---------- Stored records ----------
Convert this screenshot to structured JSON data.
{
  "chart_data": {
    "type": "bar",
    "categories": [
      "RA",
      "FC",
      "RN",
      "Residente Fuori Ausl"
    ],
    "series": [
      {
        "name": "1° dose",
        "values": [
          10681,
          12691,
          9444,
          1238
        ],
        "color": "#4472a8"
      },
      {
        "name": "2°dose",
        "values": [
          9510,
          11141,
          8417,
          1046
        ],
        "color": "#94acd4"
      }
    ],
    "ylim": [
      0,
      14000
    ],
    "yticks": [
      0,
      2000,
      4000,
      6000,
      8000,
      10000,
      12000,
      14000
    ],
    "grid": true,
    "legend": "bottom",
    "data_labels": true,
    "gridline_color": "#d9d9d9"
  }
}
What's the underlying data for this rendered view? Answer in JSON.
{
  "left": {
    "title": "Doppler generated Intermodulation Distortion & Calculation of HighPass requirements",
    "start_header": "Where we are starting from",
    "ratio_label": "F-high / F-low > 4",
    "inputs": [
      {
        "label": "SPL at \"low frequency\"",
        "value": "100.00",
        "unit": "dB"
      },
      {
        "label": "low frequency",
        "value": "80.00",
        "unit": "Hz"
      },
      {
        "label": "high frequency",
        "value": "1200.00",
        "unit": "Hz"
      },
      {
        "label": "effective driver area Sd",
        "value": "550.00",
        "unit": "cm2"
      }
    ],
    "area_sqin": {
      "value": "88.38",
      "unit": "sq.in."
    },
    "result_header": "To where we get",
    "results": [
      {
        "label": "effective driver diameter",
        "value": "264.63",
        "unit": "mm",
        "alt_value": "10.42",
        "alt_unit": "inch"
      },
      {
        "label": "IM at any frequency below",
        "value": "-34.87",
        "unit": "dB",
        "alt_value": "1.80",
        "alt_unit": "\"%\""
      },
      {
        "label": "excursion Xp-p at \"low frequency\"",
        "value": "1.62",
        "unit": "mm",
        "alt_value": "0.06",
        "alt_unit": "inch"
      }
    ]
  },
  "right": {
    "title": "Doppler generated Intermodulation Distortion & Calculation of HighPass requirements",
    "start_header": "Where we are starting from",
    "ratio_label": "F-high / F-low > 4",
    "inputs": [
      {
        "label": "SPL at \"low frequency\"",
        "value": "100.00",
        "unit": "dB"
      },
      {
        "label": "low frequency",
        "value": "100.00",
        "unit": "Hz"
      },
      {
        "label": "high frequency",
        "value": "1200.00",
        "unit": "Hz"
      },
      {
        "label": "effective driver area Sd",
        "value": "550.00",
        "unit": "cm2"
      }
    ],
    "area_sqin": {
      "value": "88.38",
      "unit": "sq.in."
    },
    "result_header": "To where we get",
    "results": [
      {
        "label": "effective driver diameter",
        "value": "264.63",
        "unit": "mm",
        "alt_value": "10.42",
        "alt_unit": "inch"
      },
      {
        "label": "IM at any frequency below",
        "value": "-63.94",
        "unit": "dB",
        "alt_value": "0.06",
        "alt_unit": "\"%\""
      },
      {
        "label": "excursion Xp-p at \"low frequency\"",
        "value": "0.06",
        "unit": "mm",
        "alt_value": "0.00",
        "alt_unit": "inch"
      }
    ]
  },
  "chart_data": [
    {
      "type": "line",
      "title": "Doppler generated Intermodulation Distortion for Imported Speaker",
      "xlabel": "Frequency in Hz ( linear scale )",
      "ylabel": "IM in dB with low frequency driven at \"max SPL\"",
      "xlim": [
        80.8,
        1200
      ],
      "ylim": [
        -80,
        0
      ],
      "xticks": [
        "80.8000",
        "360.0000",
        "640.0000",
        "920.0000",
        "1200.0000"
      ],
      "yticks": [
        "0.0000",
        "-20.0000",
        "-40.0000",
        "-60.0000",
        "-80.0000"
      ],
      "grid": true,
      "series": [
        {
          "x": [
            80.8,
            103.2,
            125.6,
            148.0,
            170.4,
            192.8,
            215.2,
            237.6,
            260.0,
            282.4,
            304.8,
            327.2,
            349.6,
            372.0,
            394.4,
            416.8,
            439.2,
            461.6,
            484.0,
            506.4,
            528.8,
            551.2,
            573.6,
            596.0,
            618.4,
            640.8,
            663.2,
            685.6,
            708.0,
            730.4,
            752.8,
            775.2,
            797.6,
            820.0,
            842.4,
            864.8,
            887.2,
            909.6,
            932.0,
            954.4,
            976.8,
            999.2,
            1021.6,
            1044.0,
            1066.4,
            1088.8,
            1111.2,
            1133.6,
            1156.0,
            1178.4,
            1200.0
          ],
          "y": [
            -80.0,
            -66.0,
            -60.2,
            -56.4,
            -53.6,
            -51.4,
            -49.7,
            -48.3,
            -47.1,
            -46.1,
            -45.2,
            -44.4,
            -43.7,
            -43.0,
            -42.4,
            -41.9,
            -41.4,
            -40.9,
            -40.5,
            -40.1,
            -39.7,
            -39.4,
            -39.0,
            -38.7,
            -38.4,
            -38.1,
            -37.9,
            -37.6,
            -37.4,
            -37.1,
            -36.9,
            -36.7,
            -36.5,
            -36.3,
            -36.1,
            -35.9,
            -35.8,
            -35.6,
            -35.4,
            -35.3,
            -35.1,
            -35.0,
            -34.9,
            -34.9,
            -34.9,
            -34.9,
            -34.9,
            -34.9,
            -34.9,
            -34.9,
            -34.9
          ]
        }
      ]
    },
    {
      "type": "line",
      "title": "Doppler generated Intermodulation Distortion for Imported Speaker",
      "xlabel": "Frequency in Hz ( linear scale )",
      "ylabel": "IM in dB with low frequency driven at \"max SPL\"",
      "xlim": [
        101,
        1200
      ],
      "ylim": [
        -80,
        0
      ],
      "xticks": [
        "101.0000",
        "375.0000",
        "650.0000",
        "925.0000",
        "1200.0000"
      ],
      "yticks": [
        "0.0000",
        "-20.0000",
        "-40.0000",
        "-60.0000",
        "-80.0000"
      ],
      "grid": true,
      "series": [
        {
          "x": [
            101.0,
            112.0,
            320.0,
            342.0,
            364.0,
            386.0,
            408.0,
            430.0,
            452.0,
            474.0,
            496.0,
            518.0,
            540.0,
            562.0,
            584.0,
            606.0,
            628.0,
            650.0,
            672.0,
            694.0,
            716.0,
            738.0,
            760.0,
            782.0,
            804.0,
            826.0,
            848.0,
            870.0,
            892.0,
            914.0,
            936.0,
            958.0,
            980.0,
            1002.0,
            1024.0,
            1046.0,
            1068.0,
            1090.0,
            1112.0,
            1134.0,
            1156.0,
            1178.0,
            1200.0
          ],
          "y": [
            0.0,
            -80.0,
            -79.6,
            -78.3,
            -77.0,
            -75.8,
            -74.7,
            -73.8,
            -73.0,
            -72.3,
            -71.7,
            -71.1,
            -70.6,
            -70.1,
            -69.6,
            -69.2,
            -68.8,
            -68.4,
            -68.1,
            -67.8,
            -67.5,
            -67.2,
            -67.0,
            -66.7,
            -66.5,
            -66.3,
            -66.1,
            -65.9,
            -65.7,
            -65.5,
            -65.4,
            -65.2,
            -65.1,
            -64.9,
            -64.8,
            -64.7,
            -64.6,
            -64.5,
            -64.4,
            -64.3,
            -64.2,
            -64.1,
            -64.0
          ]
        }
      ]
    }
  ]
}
----------
Work to complete: Write the listing out again, exactly as it reads.

Written solution:
Convert this screenshot to structured JSON data.
{
  "chart_data": {
    "type": "bar",
    "categories": [
      "RA",
      "FC",
      "RN",
      "Residente Fuori Ausl"
    ],
    "series": [
      {
        "name": "1° dose",
        "values": [
          10681,
          12691,
          9444,
          1238
        ],
        "color": "#4472a8"
      },
      {
        "name": "2°dose",
        "values": [
          9510,
          11141,
          8417,
          1046
        ],
        "color": "#94acd4"
      }
    ],
    "ylim": [
      0,
      14000
    ],
    "yticks": [
      0,
      2000,
      4000,
      6000,
      8000,
      10000,
      12000,
      14000
    ],
    "grid": true,
    "legend": "bottom",
    "data_labels": true,
    "gridline_color": "#d9d9d9"
  }
}
What's the underlying data for this rendered view? Answer in JSON.
{
  "left": {
    "title": "Doppler generated Intermodulation Distortion & Calculation of HighPass requirements",
    "start_header": "Where we are starting from",
    "ratio_label": "F-high / F-low > 4",
    "inputs": [
      {
        "label": "SPL at \"low frequency\"",
        "value": "100.00",
        "unit": "dB"
      },
      {
        "label": "low frequency",
        "value": "80.00",
        "unit": "Hz"
      },
      {
        "label": "high frequency",
        "value": "1200.00",
        "unit": "Hz"
      },
      {
        "label": "effective driver area Sd",
        "value": "550.00",
        "unit": "cm2"
      }
    ],
    "area_sqin": {
      "value": "88.38",
      "unit": "sq.in."
    },
    "result_header": "To where we get",
    "results": [
      {
        "label": "effective driver diameter",
        "value": "264.63",
        "unit": "mm",
        "alt_value": "10.42",
        "alt_unit": "inch"
      },
      {
        "label": "IM at any frequency below",
        "value": "-34.87",
        "unit": "dB",
        "alt_value": "1.80",
        "alt_unit": "\"%\""
      },
      {
        "label": "excursion Xp-p at \"low frequency\"",
        "value": "1.62",
        "unit": "mm",
        "alt_value": "0.06",
        "alt_unit": "inch"
      }
    ]
  },
  "right": {
    "title": "Doppler generated Intermodulation Distortion & Calculation of HighPass requirements",
    "start_header": "Where we are starting from",
    "ratio_label": "F-high / F-low > 4",
    "inputs": [
      {
        "label": "SPL at \"low frequency\"",
        "value": "100.00",
        "unit": "dB"
      },
      {
        "label": "low frequency",
        "value": "100.00",
        "unit": "Hz"
      },
      {
        "label": "high frequency",
        "value": "1200.00",
        "unit": "Hz"
      },
      {
        "label": "effective driver area Sd",
        "value": "550.00",
        "unit": "cm2"
      }
    ],
    "area_sqin": {
      "value": "88.38",
      "unit": "sq.in."
    },
    "result_header": "To where we get",
    "results": [
      {
        "label": "effective driver diameter",
        "value": "264.63",
        "unit": "mm",
        "alt_value": "10.42",
        "alt_unit": "inch"
      },
      {
        "label": "IM at any frequency below",
        "value": "-63.94",
        "unit": "dB",
        "alt_value": "0.06",
        "alt_unit": "\"%\""
      },
      {
        "label": "excursion Xp-p at \"low frequency\"",
        "value": "0.06",
        "unit": "mm",
        "alt_value": "0.00",
        "alt_unit": "inch"
      }
    ]
  },
  "chart_data": [
    {
      "type": "line",
      "title": "Doppler generated Intermodulation Distortion for Imported Speaker",
      "xlabel": "Frequency in Hz ( linear scale )",
      "ylabel": "IM in dB with low frequency driven at \"max SPL\"",
      "xlim": [
        80.8,
        1200
      ],
      "ylim": [
        -80,
        0
      ],
      "xticks": [
        "80.8000",
        "360.0000",
        "640.0000",
        "920.0000",
        "1200.0000"
      ],
      "yticks": [
        "0.0000",
        "-20.0000",
        "-40.0000",
        "-60.0000",
        "-80.0000"
      ],
      "grid": true,
      "series": [
        {
          "x": [
            80.8,
            103.2,
            125.6,
            148.0,
            170.4,
            192.8,
            215.2,
            237.6,
            260.0,
            282.4,
            304.8,
            327.2,
            349.6,
            372.0,
            394.4,
            416.8,
            439.2,
            461.6,
            484.0,
            506.4,
            528.8,
            551.2,
            573.6,
            596.0,
            618.4,
            640.8,
            663.2,
            685.6,
            708.0,
            730.4,
            752.8,
            775.2,
            797.6,
            820.0,
            842.4,
            864.8,
            887.2,
            909.6,
            932.0,
            954.4,
            976.8,
            999.2,
            1021.6,
            1044.0,
            1066.4,
            1088.8,
            1111.2,
            1133.6,
            1156.0,
            1178.4,
            1200.0
          ],
          "y": [
            -80.0,
            -66.0,
            -60.2,
            -56.4,
            -53.6,
            -51.4,
            -49.7,
            -48.3,
            -47.1,
            -46.1,
            -45.2,
            -44.4,
            -43.7,
            -43.0,
            -42.4,
            -41.9,
            -41.4,
            -40.9,
            -40.5,
            -40.1,
            -39.7,
            -39.4,
            -39.0,
            -38.7,
            -38.4,
            -38.1,
            -37.9,
            -37.6,
            -37.4,
            -37.1,
            -36.9,
            -36.7,
            -36.5,
            -36.3,
            -36.1,
            -35.9,
            -35.8,
            -35.6,
            -35.4,
            -35.3,
            -35.1,
            -35.0,
            -34.9,
            -34.9,
            -34.9,
            -34.9,
            -34.9,
            -34.9,
            -34.9,
            -34.9,
            -34.9
          ]
        }
      ]
    },
    {
      "type": "line",
      "title": "Doppler generated Intermodulation Distortion for Imported Speaker",
      "xlabel": "Frequency in Hz ( linear scale )",
      "ylabel": "IM in dB with low frequency driven at \"max SPL\"",
      "xlim": [
        101,
        1200
      ],
      "ylim": [
        -80,
        0
      ],
      "xticks": [
        "101.0000",
        "375.0000",
        "650.0000",
        "925.0000",
        "1200.0000"
      ],
      "yticks": [
        "0.0000",
        "-20.0000",
        "-40.0000",
        "-60.0000",
        "-80.0000"
      ],
      "grid": true,
      "series": [
        {
          "x": [
            101.0,
            112.0,
            320.0,
            342.0,
            364.0,
            386.0,
            408.0,
            430.0,
            452.0,
            474.0,
            496.0,
            518.0,
            540.0,
            562.0,
            584.0,
            606.0,
            628.0,
            650.0,
            672.0,
            694.0,
            716.0,
            738.0,
            760.0,
            782.0,
            804.0,
            826.0,
            848.0,
            870.0,
            892.0,
            914.0,
            936.0,
            958.0,
            980.0,
            1002.0,
            1024.0,
            1046.0,
            1068.0,
            1090.0,
            1112.0,
            1134.0,
            1156.0,
            1178.0,
            1200.0
          ],
          "y": [
            0.0,
            -80.0,
            -79.6,
            -78.3,
            -77.0,
            -75.8,
            -74.7,
            -73.8,
            -73.0,
            -72.3,
            -71.7,
            -71.1,
            -70.6,
            -70.1,
            -69.6,
            -69.2,
            -68.8,
            -68.4,
            -68.1,
            -67.8,
            -67.5,
            -67.2,
            -67.0,
            -66.7,
            -66.5,
            -66.3,
            -66.1,
            -65.9,
            -65.7,
            -65.5,
            -65.4,
            -65.2,
            -65.1,
            -64.9,
            -64.8,
            -64.7,
            -64.6,
            -64.5,
            -64.4,
            -64.3,
            -64.2,
            -64.1,
            -64.0
          ]
        }
      ]
    }
  ]
}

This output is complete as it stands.